▶
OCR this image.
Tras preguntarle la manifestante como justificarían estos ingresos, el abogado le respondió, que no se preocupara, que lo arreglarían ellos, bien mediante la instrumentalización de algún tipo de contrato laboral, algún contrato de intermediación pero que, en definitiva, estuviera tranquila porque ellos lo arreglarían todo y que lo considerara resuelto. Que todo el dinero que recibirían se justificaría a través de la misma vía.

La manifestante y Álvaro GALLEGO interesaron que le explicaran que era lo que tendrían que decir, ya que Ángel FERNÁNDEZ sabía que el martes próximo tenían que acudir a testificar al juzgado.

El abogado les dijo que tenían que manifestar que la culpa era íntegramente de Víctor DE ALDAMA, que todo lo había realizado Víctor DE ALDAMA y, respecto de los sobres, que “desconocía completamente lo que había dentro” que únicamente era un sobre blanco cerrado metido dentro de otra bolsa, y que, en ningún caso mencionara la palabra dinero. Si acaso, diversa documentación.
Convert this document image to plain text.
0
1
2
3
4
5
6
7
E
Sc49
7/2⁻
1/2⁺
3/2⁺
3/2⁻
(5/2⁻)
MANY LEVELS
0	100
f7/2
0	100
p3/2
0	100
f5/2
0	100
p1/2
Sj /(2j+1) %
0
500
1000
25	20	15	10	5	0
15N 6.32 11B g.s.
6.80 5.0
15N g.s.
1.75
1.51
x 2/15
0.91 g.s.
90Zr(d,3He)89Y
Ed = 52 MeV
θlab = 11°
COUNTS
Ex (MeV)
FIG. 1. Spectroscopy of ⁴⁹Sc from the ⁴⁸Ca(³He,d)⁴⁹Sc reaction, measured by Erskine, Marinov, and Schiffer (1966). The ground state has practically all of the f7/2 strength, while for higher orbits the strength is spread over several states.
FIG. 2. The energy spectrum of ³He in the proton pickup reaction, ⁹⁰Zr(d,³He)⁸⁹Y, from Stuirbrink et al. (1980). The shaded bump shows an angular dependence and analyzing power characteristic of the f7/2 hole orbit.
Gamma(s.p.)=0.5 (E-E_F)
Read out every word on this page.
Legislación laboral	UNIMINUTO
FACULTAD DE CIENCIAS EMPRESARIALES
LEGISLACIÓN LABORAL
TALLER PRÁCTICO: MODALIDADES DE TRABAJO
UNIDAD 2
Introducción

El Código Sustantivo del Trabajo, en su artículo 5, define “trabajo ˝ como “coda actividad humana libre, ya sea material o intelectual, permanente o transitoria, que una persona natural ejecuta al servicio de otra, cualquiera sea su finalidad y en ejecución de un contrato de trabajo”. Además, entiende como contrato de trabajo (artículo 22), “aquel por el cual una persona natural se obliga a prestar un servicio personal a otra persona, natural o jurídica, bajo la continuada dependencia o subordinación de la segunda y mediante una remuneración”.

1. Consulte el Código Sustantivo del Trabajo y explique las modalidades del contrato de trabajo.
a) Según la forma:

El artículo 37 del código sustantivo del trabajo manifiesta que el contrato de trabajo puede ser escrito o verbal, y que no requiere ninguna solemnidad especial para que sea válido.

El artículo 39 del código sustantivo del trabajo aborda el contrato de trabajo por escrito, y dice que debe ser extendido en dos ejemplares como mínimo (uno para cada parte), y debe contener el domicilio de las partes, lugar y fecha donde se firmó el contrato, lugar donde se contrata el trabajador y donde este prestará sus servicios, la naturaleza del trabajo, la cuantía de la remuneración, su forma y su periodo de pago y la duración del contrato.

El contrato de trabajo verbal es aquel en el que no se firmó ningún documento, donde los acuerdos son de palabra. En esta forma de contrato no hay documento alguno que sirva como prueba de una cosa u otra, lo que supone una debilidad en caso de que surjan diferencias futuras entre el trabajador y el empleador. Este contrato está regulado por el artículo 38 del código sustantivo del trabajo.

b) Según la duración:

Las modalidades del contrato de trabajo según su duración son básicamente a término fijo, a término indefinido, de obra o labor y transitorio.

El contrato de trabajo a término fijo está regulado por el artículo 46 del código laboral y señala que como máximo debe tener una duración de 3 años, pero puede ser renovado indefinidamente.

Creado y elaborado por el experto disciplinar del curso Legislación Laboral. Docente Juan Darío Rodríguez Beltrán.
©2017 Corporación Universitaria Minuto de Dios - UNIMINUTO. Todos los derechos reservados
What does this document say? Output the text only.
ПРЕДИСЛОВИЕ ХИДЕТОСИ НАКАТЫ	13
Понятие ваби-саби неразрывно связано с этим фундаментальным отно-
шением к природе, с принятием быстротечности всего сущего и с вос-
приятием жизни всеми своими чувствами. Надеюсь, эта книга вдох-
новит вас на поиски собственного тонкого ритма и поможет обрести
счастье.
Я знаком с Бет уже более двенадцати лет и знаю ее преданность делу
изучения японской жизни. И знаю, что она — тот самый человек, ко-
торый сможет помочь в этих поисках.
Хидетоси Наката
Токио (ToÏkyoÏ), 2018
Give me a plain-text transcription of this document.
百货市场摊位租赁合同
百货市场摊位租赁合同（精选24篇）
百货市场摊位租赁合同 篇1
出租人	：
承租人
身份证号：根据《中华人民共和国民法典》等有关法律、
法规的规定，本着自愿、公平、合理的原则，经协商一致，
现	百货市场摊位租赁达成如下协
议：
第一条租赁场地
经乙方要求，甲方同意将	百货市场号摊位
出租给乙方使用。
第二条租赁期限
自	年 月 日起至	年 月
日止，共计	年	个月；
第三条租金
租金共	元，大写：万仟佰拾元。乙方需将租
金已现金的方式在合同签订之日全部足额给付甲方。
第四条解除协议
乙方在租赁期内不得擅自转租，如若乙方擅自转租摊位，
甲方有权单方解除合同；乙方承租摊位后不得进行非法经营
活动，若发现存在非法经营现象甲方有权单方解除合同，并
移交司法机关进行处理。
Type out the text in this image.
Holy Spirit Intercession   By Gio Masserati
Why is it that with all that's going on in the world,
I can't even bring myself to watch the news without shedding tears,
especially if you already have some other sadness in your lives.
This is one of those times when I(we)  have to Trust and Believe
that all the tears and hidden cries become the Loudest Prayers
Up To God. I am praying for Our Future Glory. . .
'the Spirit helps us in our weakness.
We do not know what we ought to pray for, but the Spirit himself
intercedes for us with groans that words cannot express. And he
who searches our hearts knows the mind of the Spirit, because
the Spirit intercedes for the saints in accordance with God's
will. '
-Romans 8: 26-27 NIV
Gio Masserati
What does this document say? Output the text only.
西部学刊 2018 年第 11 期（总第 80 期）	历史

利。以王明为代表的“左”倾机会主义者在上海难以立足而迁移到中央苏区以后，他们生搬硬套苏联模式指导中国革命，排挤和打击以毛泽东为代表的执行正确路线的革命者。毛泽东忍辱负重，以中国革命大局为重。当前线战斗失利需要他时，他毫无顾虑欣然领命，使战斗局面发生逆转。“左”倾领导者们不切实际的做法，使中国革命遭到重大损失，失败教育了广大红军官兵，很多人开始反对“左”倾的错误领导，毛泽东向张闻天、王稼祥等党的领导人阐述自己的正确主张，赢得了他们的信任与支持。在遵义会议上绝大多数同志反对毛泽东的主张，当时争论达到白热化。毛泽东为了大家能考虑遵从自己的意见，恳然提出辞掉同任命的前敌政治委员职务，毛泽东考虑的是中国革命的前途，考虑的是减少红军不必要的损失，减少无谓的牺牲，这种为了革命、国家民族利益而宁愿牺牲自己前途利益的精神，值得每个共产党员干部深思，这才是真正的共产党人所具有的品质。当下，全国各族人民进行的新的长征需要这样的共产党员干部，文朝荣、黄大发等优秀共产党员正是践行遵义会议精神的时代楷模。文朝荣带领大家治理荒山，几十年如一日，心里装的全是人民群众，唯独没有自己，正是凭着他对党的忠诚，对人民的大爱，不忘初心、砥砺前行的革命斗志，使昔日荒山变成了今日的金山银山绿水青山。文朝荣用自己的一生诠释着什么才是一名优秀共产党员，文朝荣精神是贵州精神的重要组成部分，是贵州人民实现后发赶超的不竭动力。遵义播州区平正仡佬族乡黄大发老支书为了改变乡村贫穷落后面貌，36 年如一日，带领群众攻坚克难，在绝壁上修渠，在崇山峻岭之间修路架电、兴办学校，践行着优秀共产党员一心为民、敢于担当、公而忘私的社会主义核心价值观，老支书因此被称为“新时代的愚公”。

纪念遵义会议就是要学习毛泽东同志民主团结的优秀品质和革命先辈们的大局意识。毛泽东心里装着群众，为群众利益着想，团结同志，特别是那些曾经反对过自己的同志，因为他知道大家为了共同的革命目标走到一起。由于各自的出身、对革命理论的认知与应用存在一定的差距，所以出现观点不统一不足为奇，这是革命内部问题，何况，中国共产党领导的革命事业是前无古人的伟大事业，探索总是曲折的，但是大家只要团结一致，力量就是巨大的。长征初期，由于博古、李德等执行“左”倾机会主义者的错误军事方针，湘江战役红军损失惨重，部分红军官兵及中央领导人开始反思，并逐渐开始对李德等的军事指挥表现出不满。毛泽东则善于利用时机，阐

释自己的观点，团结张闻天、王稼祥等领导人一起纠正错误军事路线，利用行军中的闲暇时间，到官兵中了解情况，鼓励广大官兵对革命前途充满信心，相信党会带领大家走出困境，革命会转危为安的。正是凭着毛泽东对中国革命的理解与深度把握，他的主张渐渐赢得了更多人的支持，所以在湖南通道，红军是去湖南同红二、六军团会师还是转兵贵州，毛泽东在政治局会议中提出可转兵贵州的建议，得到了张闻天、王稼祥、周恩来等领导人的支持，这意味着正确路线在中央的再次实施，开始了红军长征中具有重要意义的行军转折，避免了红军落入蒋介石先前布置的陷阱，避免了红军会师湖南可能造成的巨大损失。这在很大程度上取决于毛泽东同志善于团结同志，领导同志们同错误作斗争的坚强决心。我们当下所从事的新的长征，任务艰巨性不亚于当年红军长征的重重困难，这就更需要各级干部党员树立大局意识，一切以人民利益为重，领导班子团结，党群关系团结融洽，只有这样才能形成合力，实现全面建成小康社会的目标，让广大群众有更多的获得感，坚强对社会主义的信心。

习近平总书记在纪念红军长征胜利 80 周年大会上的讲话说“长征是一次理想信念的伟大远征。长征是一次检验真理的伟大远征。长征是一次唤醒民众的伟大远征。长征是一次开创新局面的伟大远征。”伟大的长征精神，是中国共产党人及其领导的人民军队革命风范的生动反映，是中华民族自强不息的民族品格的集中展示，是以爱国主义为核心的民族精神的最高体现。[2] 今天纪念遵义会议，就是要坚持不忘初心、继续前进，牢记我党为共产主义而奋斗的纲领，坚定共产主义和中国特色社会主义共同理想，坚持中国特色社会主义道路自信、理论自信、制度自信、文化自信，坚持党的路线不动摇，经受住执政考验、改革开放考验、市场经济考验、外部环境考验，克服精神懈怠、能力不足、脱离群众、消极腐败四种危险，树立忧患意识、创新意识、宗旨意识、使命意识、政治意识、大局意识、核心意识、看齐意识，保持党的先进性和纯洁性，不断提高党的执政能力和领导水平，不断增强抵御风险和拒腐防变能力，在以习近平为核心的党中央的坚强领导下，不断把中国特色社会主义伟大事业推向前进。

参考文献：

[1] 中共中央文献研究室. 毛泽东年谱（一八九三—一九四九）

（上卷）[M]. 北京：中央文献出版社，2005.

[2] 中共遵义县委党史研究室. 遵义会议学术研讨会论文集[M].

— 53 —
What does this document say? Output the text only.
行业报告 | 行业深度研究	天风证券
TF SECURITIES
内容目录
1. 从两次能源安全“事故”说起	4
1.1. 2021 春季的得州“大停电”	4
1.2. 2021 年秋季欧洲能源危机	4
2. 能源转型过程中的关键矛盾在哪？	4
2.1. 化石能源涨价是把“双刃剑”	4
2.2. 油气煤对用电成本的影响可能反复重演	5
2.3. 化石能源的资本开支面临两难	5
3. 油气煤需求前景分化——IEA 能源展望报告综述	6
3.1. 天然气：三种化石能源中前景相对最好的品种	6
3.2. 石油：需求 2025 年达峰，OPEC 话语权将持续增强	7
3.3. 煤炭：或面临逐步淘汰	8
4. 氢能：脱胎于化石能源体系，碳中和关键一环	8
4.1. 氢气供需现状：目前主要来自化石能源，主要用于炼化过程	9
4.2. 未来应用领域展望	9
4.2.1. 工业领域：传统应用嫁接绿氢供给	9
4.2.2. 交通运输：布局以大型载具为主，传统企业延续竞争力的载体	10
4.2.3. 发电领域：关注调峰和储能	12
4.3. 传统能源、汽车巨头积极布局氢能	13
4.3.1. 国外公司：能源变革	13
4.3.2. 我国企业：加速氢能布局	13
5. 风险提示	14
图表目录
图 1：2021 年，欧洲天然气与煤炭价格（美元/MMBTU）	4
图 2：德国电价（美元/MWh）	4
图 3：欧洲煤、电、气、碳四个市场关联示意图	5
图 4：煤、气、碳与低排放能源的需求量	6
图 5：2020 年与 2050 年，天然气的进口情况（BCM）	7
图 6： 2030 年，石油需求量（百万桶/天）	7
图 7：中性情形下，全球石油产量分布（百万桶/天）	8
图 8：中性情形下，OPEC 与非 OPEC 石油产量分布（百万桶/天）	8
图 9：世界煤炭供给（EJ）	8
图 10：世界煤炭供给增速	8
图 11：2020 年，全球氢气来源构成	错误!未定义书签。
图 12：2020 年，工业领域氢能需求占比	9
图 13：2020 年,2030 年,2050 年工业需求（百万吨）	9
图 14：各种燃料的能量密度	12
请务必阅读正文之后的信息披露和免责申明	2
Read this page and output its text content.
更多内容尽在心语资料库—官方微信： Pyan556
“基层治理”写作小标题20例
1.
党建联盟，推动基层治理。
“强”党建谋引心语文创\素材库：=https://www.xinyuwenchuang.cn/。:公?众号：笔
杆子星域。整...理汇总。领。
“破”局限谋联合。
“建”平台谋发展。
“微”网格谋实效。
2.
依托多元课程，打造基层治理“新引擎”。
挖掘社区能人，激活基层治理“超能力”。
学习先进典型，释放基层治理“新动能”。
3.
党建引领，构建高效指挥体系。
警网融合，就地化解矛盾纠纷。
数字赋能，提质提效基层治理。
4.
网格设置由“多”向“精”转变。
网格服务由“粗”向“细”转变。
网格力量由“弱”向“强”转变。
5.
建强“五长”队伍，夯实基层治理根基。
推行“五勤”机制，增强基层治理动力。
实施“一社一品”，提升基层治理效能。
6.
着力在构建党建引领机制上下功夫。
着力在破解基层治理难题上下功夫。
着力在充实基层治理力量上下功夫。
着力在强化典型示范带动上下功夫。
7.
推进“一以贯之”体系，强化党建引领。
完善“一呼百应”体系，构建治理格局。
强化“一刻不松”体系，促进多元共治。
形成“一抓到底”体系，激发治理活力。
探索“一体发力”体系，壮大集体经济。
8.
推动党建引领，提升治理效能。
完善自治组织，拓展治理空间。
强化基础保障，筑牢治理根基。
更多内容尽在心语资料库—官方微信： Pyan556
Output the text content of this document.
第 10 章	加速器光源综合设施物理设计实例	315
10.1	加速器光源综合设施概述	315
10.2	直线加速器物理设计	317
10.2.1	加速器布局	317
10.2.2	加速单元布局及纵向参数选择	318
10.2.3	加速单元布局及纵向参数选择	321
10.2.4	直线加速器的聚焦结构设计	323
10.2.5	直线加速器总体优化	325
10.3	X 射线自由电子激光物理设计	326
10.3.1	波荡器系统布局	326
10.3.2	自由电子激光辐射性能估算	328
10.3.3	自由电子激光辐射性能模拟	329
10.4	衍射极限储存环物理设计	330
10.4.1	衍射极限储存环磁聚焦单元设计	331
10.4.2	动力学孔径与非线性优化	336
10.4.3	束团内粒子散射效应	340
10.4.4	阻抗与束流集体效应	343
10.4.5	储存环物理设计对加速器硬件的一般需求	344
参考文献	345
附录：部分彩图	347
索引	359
◀
Only the number is wanted: how many lines of the data contain the word "page"?

2